• **EXERCISE BRIEF**:
Identify the lines holding "från" and copy them.
• • • • • • •
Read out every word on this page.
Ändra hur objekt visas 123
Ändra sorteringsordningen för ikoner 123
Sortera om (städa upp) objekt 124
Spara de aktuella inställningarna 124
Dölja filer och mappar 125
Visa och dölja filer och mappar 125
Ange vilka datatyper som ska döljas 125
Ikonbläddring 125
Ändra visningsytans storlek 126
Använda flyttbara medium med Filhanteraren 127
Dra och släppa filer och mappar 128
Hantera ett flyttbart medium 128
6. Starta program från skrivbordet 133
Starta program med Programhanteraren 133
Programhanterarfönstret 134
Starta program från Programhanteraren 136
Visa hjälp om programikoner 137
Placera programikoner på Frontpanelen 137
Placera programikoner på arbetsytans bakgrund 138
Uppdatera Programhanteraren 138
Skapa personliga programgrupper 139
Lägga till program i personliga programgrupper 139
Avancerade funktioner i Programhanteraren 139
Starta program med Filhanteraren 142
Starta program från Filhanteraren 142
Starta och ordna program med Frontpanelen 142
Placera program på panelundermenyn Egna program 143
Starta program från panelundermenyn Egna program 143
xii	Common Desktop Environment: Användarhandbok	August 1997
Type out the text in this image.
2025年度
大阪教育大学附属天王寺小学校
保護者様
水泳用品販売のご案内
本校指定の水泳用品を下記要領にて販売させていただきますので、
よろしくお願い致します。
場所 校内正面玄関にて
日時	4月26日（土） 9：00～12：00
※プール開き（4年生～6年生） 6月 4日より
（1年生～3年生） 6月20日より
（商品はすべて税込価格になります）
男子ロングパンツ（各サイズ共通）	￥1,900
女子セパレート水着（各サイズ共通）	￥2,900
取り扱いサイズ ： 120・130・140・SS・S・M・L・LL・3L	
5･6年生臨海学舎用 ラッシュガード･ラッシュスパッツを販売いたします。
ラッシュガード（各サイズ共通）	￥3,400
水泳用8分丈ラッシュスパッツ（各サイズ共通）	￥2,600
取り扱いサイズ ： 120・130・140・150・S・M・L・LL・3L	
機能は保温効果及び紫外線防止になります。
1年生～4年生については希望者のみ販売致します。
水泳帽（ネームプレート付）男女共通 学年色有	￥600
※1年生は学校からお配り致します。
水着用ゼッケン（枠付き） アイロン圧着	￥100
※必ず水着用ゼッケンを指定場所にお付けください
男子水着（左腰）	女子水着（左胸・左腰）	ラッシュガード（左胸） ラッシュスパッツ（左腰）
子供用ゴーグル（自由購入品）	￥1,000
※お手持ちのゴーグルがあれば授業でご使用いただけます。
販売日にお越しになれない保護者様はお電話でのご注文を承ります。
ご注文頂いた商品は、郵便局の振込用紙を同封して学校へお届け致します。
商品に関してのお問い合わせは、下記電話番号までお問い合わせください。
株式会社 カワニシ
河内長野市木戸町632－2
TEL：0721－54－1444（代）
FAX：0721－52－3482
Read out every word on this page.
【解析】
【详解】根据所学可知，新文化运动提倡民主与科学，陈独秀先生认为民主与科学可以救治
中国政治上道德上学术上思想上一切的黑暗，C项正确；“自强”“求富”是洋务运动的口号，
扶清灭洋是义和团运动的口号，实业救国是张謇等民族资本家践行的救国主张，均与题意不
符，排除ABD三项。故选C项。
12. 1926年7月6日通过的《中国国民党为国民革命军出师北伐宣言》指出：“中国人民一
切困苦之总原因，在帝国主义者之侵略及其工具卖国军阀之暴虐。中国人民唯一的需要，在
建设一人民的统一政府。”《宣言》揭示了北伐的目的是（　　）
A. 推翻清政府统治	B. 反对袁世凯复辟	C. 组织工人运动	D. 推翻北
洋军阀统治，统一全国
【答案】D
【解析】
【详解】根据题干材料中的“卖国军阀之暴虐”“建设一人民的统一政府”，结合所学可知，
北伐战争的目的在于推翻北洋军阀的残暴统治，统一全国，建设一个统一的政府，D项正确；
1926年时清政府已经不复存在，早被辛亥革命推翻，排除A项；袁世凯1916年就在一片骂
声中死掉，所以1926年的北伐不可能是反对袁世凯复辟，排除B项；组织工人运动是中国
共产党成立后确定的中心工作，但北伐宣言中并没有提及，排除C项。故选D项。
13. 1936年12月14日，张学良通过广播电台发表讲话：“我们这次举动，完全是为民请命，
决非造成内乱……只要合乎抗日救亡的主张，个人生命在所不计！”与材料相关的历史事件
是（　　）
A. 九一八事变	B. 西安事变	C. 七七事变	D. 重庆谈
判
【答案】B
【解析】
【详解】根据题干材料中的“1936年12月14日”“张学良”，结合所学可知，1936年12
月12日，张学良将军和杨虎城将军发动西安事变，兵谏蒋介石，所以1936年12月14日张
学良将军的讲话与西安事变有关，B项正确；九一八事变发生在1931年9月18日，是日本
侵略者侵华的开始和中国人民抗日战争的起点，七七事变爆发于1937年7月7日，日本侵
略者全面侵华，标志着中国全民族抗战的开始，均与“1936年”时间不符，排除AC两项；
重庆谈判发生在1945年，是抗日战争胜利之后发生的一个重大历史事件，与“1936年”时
• • • • • • •
• **WRITTEN RESPONSE**:
6. Starta program från skrivbordet 133
Starta program från Programhanteraren 136
Starta program från Filhanteraren 142
Starta program från panelundermenyn Egna program 143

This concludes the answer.